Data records
────
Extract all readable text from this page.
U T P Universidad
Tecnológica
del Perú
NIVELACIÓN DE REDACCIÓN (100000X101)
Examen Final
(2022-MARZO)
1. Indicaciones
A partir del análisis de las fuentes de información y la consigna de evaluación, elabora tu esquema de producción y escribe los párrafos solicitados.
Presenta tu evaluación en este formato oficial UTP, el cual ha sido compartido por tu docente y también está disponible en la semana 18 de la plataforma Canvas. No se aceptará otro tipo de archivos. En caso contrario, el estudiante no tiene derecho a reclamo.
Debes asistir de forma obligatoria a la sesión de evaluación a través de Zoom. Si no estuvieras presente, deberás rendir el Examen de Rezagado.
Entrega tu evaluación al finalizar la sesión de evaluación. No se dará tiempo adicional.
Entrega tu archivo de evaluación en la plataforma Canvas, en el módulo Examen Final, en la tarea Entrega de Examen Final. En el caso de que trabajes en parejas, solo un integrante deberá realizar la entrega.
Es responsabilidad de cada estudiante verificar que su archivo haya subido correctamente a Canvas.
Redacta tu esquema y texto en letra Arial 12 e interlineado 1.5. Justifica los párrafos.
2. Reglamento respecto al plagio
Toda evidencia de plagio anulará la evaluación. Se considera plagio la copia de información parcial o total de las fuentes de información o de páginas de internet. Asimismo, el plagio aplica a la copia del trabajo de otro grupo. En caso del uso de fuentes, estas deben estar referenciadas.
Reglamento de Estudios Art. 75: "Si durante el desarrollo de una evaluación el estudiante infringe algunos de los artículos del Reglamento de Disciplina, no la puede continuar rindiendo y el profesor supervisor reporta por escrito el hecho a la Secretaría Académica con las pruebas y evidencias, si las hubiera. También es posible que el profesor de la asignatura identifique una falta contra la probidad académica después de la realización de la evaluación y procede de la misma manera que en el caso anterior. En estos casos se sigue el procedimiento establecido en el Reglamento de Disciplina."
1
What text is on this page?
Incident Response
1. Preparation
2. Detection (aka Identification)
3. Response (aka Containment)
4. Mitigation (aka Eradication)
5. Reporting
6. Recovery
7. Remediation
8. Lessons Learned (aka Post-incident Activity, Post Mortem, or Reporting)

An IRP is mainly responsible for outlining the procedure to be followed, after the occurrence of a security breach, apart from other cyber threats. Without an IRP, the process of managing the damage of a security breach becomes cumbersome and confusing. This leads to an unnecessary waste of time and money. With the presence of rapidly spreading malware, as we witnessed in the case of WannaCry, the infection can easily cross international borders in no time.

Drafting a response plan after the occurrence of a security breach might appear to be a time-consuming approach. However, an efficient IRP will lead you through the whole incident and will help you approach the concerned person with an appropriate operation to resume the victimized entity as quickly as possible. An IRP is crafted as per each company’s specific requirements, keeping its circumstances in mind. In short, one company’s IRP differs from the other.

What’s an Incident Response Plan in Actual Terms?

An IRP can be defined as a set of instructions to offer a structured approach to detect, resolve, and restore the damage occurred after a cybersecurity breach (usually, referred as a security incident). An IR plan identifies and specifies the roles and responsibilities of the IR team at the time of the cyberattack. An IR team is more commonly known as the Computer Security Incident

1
────
» **What you should do**: Say, as a single number and nothing more, how many lines of the entries contain the word "other".

» **The reply**: 2